> STATED EXERCISE: Restate the listing that follows word for word, without its pictures.

> SUPPLIED ENTRIES:
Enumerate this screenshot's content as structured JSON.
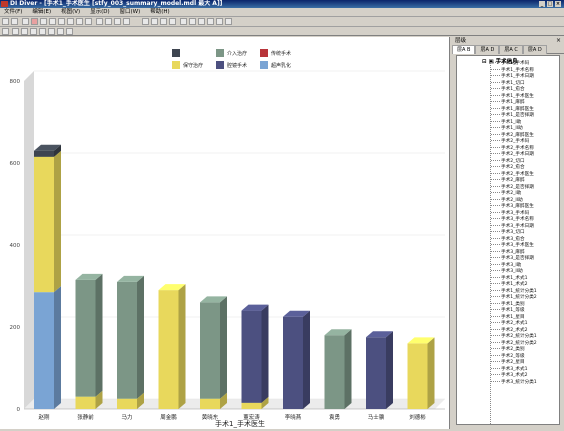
{
  "window": {
    "title": "DI Diver - [手术1_手术医生 [stfy_003_summary_model.mdl 最大 A]]",
    "minimize": "_",
    "maximize": "□",
    "close": "×"
  },
  "menu": [
    "文件(F)",
    "编辑(E)",
    "视图(V)",
    "显示(D)",
    "窗口(W)",
    "帮助(H)"
  ],
  "panel": {
    "title": "层级",
    "close": "×",
    "tabs": [
      "层A B",
      "层A D",
      "层A C",
      "层A D"
    ],
    "root": "⊟ ▣ 手术信息",
    "items": [
      "手术1_手术码",
      "手术1_手术名称",
      "手术1_手术日期",
      "手术1_切口",
      "手术1_愈合",
      "手术1_手术医生",
      "手术1_麻醉",
      "手术1_麻醉医生",
      "手术1_是否择期",
      "手术1_I助",
      "手术1_II助",
      "手术2_麻醉医生",
      "手术2_手术码",
      "手术2_手术名称",
      "手术2_手术日期",
      "手术2_切口",
      "手术2_愈合",
      "手术2_手术医生",
      "手术2_麻醉",
      "手术2_是否择期",
      "手术2_I助",
      "手术2_II助",
      "手术3_麻醉医生",
      "手术3_手术码",
      "手术3_手术名称",
      "手术3_手术日期",
      "手术3_切口",
      "手术3_愈合",
      "手术3_手术医生",
      "手术3_麻醉",
      "手术3_是否择期",
      "手术3_I助",
      "手术3_II助",
      "手术1_术式1",
      "手术1_术式2",
      "手术1_统计分类1",
      "手术1_统计分类2",
      "手术1_类别",
      "手术1_等级",
      "手术1_星目",
      "手术2_术式1",
      "手术2_术式2",
      "手术2_统计分类1",
      "手术2_统计分类2",
      "手术2_类别",
      "手术2_等级",
      "手术2_星目",
      "手术3_术式1",
      "手术3_术式2",
      "手术3_统计分类1"
    ]
  },
  "chart_data": {
    "type": "bar",
    "stacked": true,
    "xlabel": "手术1_手术医生",
    "ylabel": "",
    "ylim": [
      0,
      800
    ],
    "yticks": [
      "0",
      "200",
      "400",
      "600",
      "800"
    ],
    "categories": [
      "赵刚",
      "张静前",
      "马力",
      "周金鹏",
      "黄晓东",
      "董宏涛",
      "李晓燕",
      "袁勇",
      "马士骥",
      "刘德彬"
    ],
    "legend_position": "top-center",
    "series": [
      {
        "name": "",
        "color": "#3e4550",
        "values": [
          15,
          0,
          0,
          0,
          0,
          0,
          0,
          0,
          0,
          0
        ]
      },
      {
        "name": "介入治疗",
        "color": "#7c9686",
        "values": [
          0,
          285,
          285,
          0,
          235,
          0,
          0,
          180,
          0,
          0
        ]
      },
      {
        "name": "传统手术",
        "color": "#b8343a",
        "values": [
          0,
          0,
          0,
          0,
          0,
          0,
          0,
          0,
          0,
          0
        ]
      },
      {
        "name": "保守治疗",
        "color": "#e8d85c",
        "values": [
          330,
          30,
          25,
          290,
          25,
          15,
          0,
          0,
          0,
          160
        ]
      },
      {
        "name": "腔镜手术",
        "color": "#4c5080",
        "values": [
          0,
          0,
          0,
          0,
          0,
          225,
          225,
          0,
          175,
          0
        ]
      },
      {
        "name": "超声乳化",
        "color": "#7aa4d4",
        "values": [
          285,
          0,
          0,
          0,
          0,
          0,
          0,
          0,
          0,
          0
        ]
      }
    ],
    "stack_order": [
      5,
      3,
      1,
      4,
      0
    ],
    "legend": [
      {
        "label": "",
        "color": "#3e4550"
      },
      {
        "label": "介入治疗",
        "color": "#7c9686"
      },
      {
        "label": "传统手术",
        "color": "#b8343a"
      },
      {
        "label": "保守治疗",
        "color": "#e8d85c"
      },
      {
        "label": "腔镜手术",
        "color": "#4c5080"
      },
      {
        "label": "超声乳化",
        "color": "#7aa4d4"
      }
    ]
  }
}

> TASK RESULT:
Enumerate this screenshot's content as structured JSON.
{
  "window": {
    "title": "DI Diver - [手术1_手术医生 [stfy_003_summary_model.mdl 最大 A]]",
    "minimize": "_",
    "maximize": "□",
    "close": "×"
  },
  "menu": [
    "文件(F)",
    "编辑(E)",
    "视图(V)",
    "显示(D)",
    "窗口(W)",
    "帮助(H)"
  ],
  "panel": {
    "title": "层级",
    "close": "×",
    "tabs": [
      "层A B",
      "层A D",
      "层A C",
      "层A D"
    ],
    "root": "⊟ ▣ 手术信息",
    "items": [
      "手术1_手术码",
      "手术1_手术名称",
      "手术1_手术日期",
      "手术1_切口",
      "手术1_愈合",
      "手术1_手术医生",
      "手术1_麻醉",
      "手术1_麻醉医生",
      "手术1_是否择期",
      "手术1_I助",
      "手术1_II助",
      "手术2_麻醉医生",
      "手术2_手术码",
      "手术2_手术名称",
      "手术2_手术日期",
      "手术2_切口",
      "手术2_愈合",
      "手术2_手术医生",
      "手术2_麻醉",
      "手术2_是否择期",
      "手术2_I助",
      "手术2_II助",
      "手术3_麻醉医生",
      "手术3_手术码",
      "手术3_手术名称",
      "手术3_手术日期",
      "手术3_切口",
      "手术3_愈合",
      "手术3_手术医生",
      "手术3_麻醉",
      "手术3_是否择期",
      "手术3_I助",
      "手术3_II助",
      "手术1_术式1",
      "手术1_术式2",
      "手术1_统计分类1",
      "手术1_统计分类2",
      "手术1_类别",
      "手术1_等级",
      "手术1_星目",
      "手术2_术式1",
      "手术2_术式2",
      "手术2_统计分类1",
      "手术2_统计分类2",
      "手术2_类别",
      "手术2_等级",
      "手术2_星目",
      "手术3_术式1",
      "手术3_术式2",
      "手术3_统计分类1"
    ]
  },
  "chart_data": {
    "type": "bar",
    "stacked": true,
    "xlabel": "手术1_手术医生",
    "ylabel": "",
    "ylim": [
      0,
      800
    ],
    "yticks": [
      "0",
      "200",
      "400",
      "600",
      "800"
    ],
    "categories": [
      "赵刚",
      "张静前",
      "马力",
      "周金鹏",
      "黄晓东",
      "董宏涛",
      "李晓燕",
      "袁勇",
      "马士骥",
      "刘德彬"
    ],
    "legend_position": "top-center",
    "series": [
      {
        "name": "",
        "color": "#3e4550",
        "values": [
          15,
          0,
          0,
          0,
          0,
          0,
          0,
          0,
          0,
          0
        ]
      },
      {
        "name": "介入治疗",
        "color": "#7c9686",
        "values": [
          0,
          285,
          285,
          0,
          235,
          0,
          0,
          180,
          0,
          0
        ]
      },
      {
        "name": "传统手术",
        "color": "#b8343a",
        "values": [
          0,
          0,
          0,
          0,
          0,
          0,
          0,
          0,
          0,
          0
        ]
      },
      {
        "name": "保守治疗",
        "color": "#e8d85c",
        "values": [
          330,
          30,
          25,
          290,
          25,
          15,
          0,
          0,
          0,
          160
        ]
      },
      {
        "name": "腔镜手术",
        "color": "#4c5080",
        "values": [
          0,
          0,
          0,
          0,
          0,
          225,
          225,
          0,
          175,
          0
        ]
      },
      {
        "name": "超声乳化",
        "color": "#7aa4d4",
        "values": [
          285,
          0,
          0,
          0,
          0,
          0,
          0,
          0,
          0,
          0
        ]
      }
    ],
    "stack_order": [
      5,
      3,
      1,
      4,
      0
    ],
    "legend": [
      {
        "label": "",
        "color": "#3e4550"
      },
      {
        "label": "介入治疗",
        "color": "#7c9686"
      },
      {
        "label": "传统手术",
        "color": "#b8343a"
      },
      {
        "label": "保守治疗",
        "color": "#e8d85c"
      },
      {
        "label": "腔镜手术",
        "color": "#4c5080"
      },
      {
        "label": "超声乳化",
        "color": "#7aa4d4"
      }
    ]
  }
}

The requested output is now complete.